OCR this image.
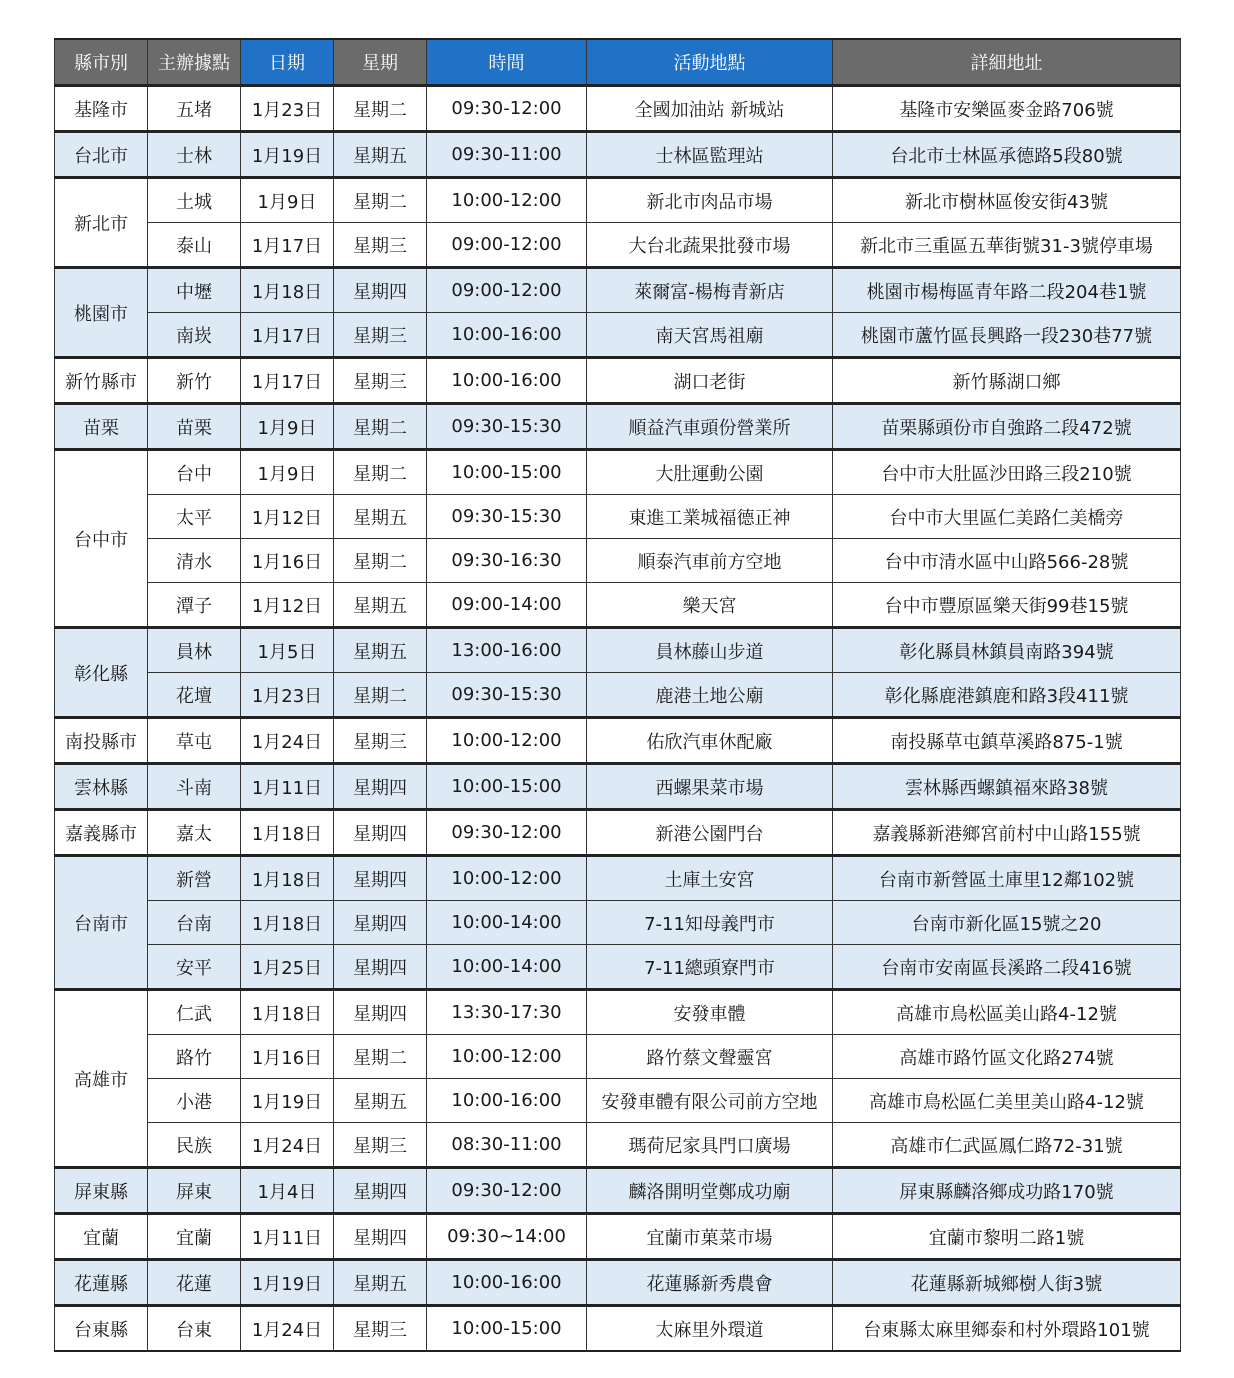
縣市別	主辦據點	日期	星期	時間	活動地點	詳細地址
基隆市	五堵	1月23日	星期二	09:30-12:00	全國加油站 新城站	基隆市安樂區麥金路706號
台北市	士林	1月19日	星期五	09:30-11:00	士林區監理站	台北市士林區承德路5段80號
新北市	土城	1月9日	星期二	10:00-12:00	新北市肉品市場	新北市樹林區俊安街43號
	泰山	1月17日	星期三	09:00-12:00	大台北蔬果批發市場	新北市三重區五華街號31-3號停車場
桃園市	中壢	1月18日	星期四	09:00-12:00	萊爾富-楊梅青新店	桃園市楊梅區青年路二段204巷1號
	南崁	1月17日	星期三	10:00-16:00	南天宮馬祖廟	桃園市蘆竹區長興路一段230巷77號
新竹縣市	新竹	1月17日	星期三	10:00-16:00	湖口老街	新竹縣湖口鄉
苗栗	苗栗	1月9日	星期二	09:30-15:30	順益汽車頭份營業所	苗栗縣頭份市自強路二段472號
台中市	台中	1月9日	星期二	10:00-15:00	大肚運動公園	台中市大肚區沙田路三段210號
	太平	1月12日	星期五	09:30-15:30	東進工業城福德正神	台中市大里區仁美路仁美橋旁
	清水	1月16日	星期二	09:30-16:30	順泰汽車前方空地	台中市清水區中山路566-28號
	潭子	1月12日	星期五	09:00-14:00	樂天宮	台中市豐原區樂天街99巷15號
彰化縣	員林	1月5日	星期五	13:00-16:00	員林藤山步道	彰化縣員林鎮員南路394號
	花壇	1月23日	星期二	09:30-15:30	鹿港土地公廟	彰化縣鹿港鎮鹿和路3段411號
南投縣市	草屯	1月24日	星期三	10:00-12:00	佑欣汽車休配廠	南投縣草屯鎮草溪路875-1號
雲林縣	斗南	1月11日	星期四	10:00-15:00	西螺果菜市場	雲林縣西螺鎮福來路38號
嘉義縣市	嘉太	1月18日	星期四	09:30-12:00	新港公園門台	嘉義縣新港鄉宮前村中山路155號
台南市	新營	1月18日	星期四	10:00-12:00	土庫土安宮	台南市新營區土庫里12鄰102號
	台南	1月18日	星期四	10:00-14:00	7-11知母義門市	台南市新化區15號之20
	安平	1月25日	星期四	10:00-14:00	7-11總頭寮門市	台南市安南區長溪路二段416號
高雄市	仁武	1月18日	星期四	13:30-17:30	安發車體	高雄市鳥松區美山路4-12號
	路竹	1月16日	星期二	10:00-12:00	路竹蔡文聲靈宮	高雄市路竹區文化路274號
	小港	1月19日	星期五	10:00-16:00	安發車體有限公司前方空地	高雄市鳥松區仁美里美山路4-12號
	民族	1月24日	星期三	08:30-11:00	瑪荷尼家具門口廣場	高雄市仁武區鳳仁路72-31號
屏東縣	屏東	1月4日	星期四	09:30-12:00	麟洛開明堂鄭成功廟	屏東縣麟洛鄉成功路170號
宜蘭	宜蘭	1月11日	星期四	09:30~14:00	宜蘭市菓菜市場	宜蘭市黎明二路1號
花蓮縣	花蓮	1月19日	星期五	10:00-16:00	花蓮縣新秀農會	花蓮縣新城鄉樹人街3號
台東縣	台東	1月24日	星期三	10:00-15:00	太麻里外環道	台東縣太麻里鄉泰和村外環路101號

## JOB
Images in the data above are to be skipped. Retype all other material exactly.

## EXERCISE RESPONSE
OCR this image.
縣市別	主辦據點	日期	星期	時間	活動地點	詳細地址
基隆市	五堵	1月23日	星期二	09:30-12:00	全國加油站 新城站	基隆市安樂區麥金路706號
台北市	士林	1月19日	星期五	09:30-11:00	士林區監理站	台北市士林區承德路5段80號
新北市	土城	1月9日	星期二	10:00-12:00	新北市肉品市場	新北市樹林區俊安街43號
	泰山	1月17日	星期三	09:00-12:00	大台北蔬果批發市場	新北市三重區五華街號31-3號停車場
桃園市	中壢	1月18日	星期四	09:00-12:00	萊爾富-楊梅青新店	桃園市楊梅區青年路二段204巷1號
	南崁	1月17日	星期三	10:00-16:00	南天宮馬祖廟	桃園市蘆竹區長興路一段230巷77號
新竹縣市	新竹	1月17日	星期三	10:00-16:00	湖口老街	新竹縣湖口鄉
苗栗	苗栗	1月9日	星期二	09:30-15:30	順益汽車頭份營業所	苗栗縣頭份市自強路二段472號
台中市	台中	1月9日	星期二	10:00-15:00	大肚運動公園	台中市大肚區沙田路三段210號
	太平	1月12日	星期五	09:30-15:30	東進工業城福德正神	台中市大里區仁美路仁美橋旁
	清水	1月16日	星期二	09:30-16:30	順泰汽車前方空地	台中市清水區中山路566-28號
	潭子	1月12日	星期五	09:00-14:00	樂天宮	台中市豐原區樂天街99巷15號
彰化縣	員林	1月5日	星期五	13:00-16:00	員林藤山步道	彰化縣員林鎮員南路394號
	花壇	1月23日	星期二	09:30-15:30	鹿港土地公廟	彰化縣鹿港鎮鹿和路3段411號
南投縣市	草屯	1月24日	星期三	10:00-12:00	佑欣汽車休配廠	南投縣草屯鎮草溪路875-1號
雲林縣	斗南	1月11日	星期四	10:00-15:00	西螺果菜市場	雲林縣西螺鎮福來路38號
嘉義縣市	嘉太	1月18日	星期四	09:30-12:00	新港公園門台	嘉義縣新港鄉宮前村中山路155號
台南市	新營	1月18日	星期四	10:00-12:00	土庫土安宮	台南市新營區土庫里12鄰102號
	台南	1月18日	星期四	10:00-14:00	7-11知母義門市	台南市新化區15號之20
	安平	1月25日	星期四	10:00-14:00	7-11總頭寮門市	台南市安南區長溪路二段416號
高雄市	仁武	1月18日	星期四	13:30-17:30	安發車體	高雄市鳥松區美山路4-12號
	路竹	1月16日	星期二	10:00-12:00	路竹蔡文聲靈宮	高雄市路竹區文化路274號
	小港	1月19日	星期五	10:00-16:00	安發車體有限公司前方空地	高雄市鳥松區仁美里美山路4-12號
	民族	1月24日	星期三	08:30-11:00	瑪荷尼家具門口廣場	高雄市仁武區鳳仁路72-31號
屏東縣	屏東	1月4日	星期四	09:30-12:00	麟洛開明堂鄭成功廟	屏東縣麟洛鄉成功路170號
宜蘭	宜蘭	1月11日	星期四	09:30~14:00	宜蘭市菓菜市場	宜蘭市黎明二路1號
花蓮縣	花蓮	1月19日	星期五	10:00-16:00	花蓮縣新秀農會	花蓮縣新城鄉樹人街3號
台東縣	台東	1月24日	星期三	10:00-15:00	太麻里外環道	台東縣太麻里鄉泰和村外環路101號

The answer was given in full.